**TO BE DONE**
Return the listing below word for word.

==============================

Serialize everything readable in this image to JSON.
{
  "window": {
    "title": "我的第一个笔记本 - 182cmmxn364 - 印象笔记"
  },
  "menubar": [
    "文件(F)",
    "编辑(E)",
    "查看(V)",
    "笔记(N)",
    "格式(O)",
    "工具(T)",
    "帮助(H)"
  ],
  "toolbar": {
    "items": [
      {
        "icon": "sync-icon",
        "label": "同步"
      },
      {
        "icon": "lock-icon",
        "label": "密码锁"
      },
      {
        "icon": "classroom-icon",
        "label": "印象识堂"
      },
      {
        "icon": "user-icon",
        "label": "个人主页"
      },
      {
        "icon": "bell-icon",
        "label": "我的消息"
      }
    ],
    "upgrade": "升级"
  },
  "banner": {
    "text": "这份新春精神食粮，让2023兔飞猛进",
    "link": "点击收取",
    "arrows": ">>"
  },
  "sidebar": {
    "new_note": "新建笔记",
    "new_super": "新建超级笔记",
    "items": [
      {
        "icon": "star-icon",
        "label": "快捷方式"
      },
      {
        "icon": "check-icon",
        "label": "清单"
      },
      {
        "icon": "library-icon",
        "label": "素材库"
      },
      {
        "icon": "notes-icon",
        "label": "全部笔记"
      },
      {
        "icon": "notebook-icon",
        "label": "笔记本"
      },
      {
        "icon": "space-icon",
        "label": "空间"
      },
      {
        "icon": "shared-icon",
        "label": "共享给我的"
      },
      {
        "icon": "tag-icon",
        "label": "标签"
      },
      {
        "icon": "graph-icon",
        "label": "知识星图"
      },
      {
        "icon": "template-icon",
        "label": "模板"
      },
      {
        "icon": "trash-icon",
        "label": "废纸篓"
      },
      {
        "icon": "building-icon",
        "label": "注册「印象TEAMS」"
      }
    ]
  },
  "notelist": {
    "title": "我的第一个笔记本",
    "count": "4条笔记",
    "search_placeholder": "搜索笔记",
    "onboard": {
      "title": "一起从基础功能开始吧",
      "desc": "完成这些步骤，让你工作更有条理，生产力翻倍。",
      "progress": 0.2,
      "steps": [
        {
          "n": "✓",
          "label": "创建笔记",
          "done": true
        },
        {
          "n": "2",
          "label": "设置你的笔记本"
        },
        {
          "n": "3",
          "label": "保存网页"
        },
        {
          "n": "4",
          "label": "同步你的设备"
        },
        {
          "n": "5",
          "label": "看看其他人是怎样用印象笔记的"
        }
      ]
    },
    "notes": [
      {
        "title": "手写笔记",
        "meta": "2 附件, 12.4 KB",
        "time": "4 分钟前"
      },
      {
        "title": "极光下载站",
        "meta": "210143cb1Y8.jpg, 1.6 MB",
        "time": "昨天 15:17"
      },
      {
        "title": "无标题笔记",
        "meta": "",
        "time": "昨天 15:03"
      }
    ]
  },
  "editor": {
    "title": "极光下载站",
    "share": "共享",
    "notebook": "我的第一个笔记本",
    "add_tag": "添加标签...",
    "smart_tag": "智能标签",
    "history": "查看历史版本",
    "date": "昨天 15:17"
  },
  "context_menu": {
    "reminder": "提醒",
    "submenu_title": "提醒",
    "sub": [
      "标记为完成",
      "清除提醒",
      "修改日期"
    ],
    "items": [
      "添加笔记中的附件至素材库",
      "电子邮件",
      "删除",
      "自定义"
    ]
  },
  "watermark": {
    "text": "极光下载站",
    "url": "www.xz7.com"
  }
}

==============================

**EXERCISE RESPONSE**
Serialize everything readable in this image to JSON.
{
  "window": {
    "title": "我的第一个笔记本 - 182cmmxn364 - 印象笔记"
  },
  "menubar": [
    "文件(F)",
    "编辑(E)",
    "查看(V)",
    "笔记(N)",
    "格式(O)",
    "工具(T)",
    "帮助(H)"
  ],
  "toolbar": {
    "items": [
      {
        "icon": "sync-icon",
        "label": "同步"
      },
      {
        "icon": "lock-icon",
        "label": "密码锁"
      },
      {
        "icon": "classroom-icon",
        "label": "印象识堂"
      },
      {
        "icon": "user-icon",
        "label": "个人主页"
      },
      {
        "icon": "bell-icon",
        "label": "我的消息"
      }
    ],
    "upgrade": "升级"
  },
  "banner": {
    "text": "这份新春精神食粮，让2023兔飞猛进",
    "link": "点击收取",
    "arrows": ">>"
  },
  "sidebar": {
    "new_note": "新建笔记",
    "new_super": "新建超级笔记",
    "items": [
      {
        "icon": "star-icon",
        "label": "快捷方式"
      },
      {
        "icon": "check-icon",
        "label": "清单"
      },
      {
        "icon": "library-icon",
        "label": "素材库"
      },
      {
        "icon": "notes-icon",
        "label": "全部笔记"
      },
      {
        "icon": "notebook-icon",
        "label": "笔记本"
      },
      {
        "icon": "space-icon",
        "label": "空间"
      },
      {
        "icon": "shared-icon",
        "label": "共享给我的"
      },
      {
        "icon": "tag-icon",
        "label": "标签"
      },
      {
        "icon": "graph-icon",
        "label": "知识星图"
      },
      {
        "icon": "template-icon",
        "label": "模板"
      },
      {
        "icon": "trash-icon",
        "label": "废纸篓"
      },
      {
        "icon": "building-icon",
        "label": "注册「印象TEAMS」"
      }
    ]
  },
  "notelist": {
    "title": "我的第一个笔记本",
    "count": "4条笔记",
    "search_placeholder": "搜索笔记",
    "onboard": {
      "title": "一起从基础功能开始吧",
      "desc": "完成这些步骤，让你工作更有条理，生产力翻倍。",
      "progress": 0.2,
      "steps": [
        {
          "n": "✓",
          "label": "创建笔记",
          "done": true
        },
        {
          "n": "2",
          "label": "设置你的笔记本"
        },
        {
          "n": "3",
          "label": "保存网页"
        },
        {
          "n": "4",
          "label": "同步你的设备"
        },
        {
          "n": "5",
          "label": "看看其他人是怎样用印象笔记的"
        }
      ]
    },
    "notes": [
      {
        "title": "手写笔记",
        "meta": "2 附件, 12.4 KB",
        "time": "4 分钟前"
      },
      {
        "title": "极光下载站",
        "meta": "210143cb1Y8.jpg, 1.6 MB",
        "time": "昨天 15:17"
      },
      {
        "title": "无标题笔记",
        "meta": "",
        "time": "昨天 15:03"
      }
    ]
  },
  "editor": {
    "title": "极光下载站",
    "share": "共享",
    "notebook": "我的第一个笔记本",
    "add_tag": "添加标签...",
    "smart_tag": "智能标签",
    "history": "查看历史版本",
    "date": "昨天 15:17"
  },
  "context_menu": {
    "reminder": "提醒",
    "submenu_title": "提醒",
    "sub": [
      "标记为完成",
      "清除提醒",
      "修改日期"
    ],
    "items": [
      "添加笔记中的附件至素材库",
      "电子邮件",
      "删除",
      "自定义"
    ]
  },
  "watermark": {
    "text": "极光下载站",
    "url": "www.xz7.com"
  }
}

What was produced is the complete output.